• _Problem statement_: Below are records; work out how many of their lines hold the string "title" and give that number alone.

• _Structured figure records_:

'''

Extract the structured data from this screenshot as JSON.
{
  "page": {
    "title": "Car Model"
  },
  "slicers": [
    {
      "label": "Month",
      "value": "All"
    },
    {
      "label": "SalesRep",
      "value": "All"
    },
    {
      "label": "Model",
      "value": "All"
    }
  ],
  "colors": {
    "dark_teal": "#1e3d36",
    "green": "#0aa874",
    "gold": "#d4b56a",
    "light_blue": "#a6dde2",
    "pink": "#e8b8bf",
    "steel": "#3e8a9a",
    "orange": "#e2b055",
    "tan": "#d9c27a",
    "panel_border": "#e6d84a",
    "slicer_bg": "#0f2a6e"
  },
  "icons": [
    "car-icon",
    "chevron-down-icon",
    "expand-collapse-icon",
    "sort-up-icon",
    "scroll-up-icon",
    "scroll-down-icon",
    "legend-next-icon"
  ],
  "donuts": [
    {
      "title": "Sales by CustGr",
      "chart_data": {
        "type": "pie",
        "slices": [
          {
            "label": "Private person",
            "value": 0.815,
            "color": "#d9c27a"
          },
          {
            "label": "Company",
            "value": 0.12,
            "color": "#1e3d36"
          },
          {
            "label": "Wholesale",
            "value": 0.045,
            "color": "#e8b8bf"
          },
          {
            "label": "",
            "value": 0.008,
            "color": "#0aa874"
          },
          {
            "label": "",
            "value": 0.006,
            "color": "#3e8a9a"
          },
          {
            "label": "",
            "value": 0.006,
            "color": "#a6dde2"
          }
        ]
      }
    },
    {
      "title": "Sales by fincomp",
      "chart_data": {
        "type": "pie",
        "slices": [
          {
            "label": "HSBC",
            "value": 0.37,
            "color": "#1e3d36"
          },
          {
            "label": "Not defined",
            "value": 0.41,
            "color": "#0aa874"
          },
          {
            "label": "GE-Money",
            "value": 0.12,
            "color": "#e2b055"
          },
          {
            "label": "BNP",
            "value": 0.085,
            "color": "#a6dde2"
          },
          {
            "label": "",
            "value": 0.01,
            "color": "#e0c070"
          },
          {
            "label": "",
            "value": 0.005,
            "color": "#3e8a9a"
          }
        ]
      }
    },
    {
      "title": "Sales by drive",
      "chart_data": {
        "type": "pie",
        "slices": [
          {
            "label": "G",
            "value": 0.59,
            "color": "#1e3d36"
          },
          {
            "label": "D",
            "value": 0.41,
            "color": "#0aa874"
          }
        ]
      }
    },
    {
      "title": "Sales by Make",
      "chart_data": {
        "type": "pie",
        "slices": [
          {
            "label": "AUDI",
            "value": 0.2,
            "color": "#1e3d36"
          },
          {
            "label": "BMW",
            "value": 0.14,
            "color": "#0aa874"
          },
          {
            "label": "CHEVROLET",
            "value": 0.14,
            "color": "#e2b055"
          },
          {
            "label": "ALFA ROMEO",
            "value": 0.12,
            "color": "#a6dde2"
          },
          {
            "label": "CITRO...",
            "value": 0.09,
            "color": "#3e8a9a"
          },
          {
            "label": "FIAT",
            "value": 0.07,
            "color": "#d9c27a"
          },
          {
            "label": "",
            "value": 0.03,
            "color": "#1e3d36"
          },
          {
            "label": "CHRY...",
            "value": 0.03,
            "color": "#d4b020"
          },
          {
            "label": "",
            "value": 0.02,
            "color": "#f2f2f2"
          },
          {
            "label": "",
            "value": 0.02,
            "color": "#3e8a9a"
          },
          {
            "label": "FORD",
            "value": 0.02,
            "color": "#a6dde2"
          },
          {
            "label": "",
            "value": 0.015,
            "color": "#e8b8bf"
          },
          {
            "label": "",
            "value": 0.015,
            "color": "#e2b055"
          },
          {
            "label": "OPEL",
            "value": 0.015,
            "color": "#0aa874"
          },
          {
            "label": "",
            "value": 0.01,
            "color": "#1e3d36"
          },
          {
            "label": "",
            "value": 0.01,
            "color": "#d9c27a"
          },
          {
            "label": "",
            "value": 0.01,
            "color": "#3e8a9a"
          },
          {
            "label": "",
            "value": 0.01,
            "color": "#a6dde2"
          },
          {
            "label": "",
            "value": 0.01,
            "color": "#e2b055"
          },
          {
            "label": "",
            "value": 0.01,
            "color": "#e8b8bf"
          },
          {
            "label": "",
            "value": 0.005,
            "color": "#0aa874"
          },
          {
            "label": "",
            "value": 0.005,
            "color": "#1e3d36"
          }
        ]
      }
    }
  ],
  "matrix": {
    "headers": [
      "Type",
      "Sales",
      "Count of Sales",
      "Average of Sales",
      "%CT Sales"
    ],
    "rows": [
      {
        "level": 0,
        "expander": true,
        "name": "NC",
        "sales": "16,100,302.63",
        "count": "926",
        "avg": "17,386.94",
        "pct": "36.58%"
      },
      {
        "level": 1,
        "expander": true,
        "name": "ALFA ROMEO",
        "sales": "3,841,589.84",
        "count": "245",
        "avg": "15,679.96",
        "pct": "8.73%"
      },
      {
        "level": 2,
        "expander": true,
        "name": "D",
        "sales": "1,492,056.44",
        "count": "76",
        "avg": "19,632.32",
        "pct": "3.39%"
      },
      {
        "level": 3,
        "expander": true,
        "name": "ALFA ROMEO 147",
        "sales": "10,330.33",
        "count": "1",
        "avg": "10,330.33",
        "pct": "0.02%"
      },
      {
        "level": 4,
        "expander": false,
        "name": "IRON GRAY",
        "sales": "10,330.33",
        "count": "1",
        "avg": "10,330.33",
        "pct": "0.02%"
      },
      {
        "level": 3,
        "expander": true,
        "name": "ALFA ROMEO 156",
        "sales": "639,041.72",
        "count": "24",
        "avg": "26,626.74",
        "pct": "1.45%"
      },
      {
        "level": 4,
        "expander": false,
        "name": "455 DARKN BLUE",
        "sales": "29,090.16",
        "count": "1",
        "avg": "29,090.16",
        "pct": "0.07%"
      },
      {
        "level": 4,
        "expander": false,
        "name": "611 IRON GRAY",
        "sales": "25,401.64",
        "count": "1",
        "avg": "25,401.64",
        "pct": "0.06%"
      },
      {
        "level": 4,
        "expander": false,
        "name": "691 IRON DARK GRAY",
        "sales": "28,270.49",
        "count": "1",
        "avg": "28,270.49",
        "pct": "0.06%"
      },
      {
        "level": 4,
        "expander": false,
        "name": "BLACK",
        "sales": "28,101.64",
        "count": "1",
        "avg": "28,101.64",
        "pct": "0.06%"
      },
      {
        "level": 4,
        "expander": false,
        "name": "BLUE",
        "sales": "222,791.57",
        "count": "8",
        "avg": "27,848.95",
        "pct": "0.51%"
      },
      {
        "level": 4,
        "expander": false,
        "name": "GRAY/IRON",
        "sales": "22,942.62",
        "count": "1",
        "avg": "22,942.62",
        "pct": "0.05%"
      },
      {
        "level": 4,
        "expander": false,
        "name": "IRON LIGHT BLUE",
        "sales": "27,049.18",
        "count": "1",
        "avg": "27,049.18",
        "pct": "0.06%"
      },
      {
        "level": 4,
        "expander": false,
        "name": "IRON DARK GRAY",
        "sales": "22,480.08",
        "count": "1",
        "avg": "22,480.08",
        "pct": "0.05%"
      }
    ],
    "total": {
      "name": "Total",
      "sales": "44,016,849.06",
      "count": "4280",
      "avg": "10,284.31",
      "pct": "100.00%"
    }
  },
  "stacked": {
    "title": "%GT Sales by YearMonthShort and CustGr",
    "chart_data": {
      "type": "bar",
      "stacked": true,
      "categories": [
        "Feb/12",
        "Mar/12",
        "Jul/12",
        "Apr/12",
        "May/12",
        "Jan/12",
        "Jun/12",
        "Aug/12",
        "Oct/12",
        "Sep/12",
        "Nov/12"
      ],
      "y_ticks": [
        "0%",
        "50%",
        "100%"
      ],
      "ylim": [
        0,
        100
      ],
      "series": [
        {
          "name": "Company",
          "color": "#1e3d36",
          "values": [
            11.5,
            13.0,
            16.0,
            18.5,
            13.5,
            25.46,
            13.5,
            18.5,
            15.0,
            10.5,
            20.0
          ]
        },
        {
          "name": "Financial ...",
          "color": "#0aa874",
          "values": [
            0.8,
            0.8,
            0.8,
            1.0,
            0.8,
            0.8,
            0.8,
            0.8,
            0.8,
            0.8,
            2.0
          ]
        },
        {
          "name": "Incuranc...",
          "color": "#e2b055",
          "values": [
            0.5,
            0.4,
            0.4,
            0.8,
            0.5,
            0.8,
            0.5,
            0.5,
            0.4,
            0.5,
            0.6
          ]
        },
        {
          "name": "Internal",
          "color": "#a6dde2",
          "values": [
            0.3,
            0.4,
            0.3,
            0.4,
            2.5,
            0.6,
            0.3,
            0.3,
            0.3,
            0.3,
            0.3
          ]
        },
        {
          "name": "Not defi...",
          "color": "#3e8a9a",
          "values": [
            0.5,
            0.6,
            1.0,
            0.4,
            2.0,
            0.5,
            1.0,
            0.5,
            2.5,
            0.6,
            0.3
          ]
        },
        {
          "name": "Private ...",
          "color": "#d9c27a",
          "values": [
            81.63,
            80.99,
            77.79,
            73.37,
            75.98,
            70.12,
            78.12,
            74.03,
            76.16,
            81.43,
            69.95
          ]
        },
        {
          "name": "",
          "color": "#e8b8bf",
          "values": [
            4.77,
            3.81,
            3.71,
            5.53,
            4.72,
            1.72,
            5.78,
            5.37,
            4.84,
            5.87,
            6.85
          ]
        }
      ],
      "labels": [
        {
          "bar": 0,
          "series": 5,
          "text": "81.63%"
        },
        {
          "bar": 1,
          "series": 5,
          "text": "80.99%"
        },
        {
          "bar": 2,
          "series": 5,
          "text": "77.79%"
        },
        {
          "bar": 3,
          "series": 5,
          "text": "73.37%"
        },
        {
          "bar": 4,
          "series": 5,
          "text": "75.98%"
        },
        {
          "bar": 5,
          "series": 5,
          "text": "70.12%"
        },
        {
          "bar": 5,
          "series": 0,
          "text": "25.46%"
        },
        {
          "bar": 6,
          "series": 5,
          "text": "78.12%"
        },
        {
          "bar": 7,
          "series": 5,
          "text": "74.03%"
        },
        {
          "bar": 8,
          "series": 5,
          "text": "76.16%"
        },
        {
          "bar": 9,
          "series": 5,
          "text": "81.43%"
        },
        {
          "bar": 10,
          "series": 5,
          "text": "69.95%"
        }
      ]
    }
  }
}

'''

• _Task answer_: 6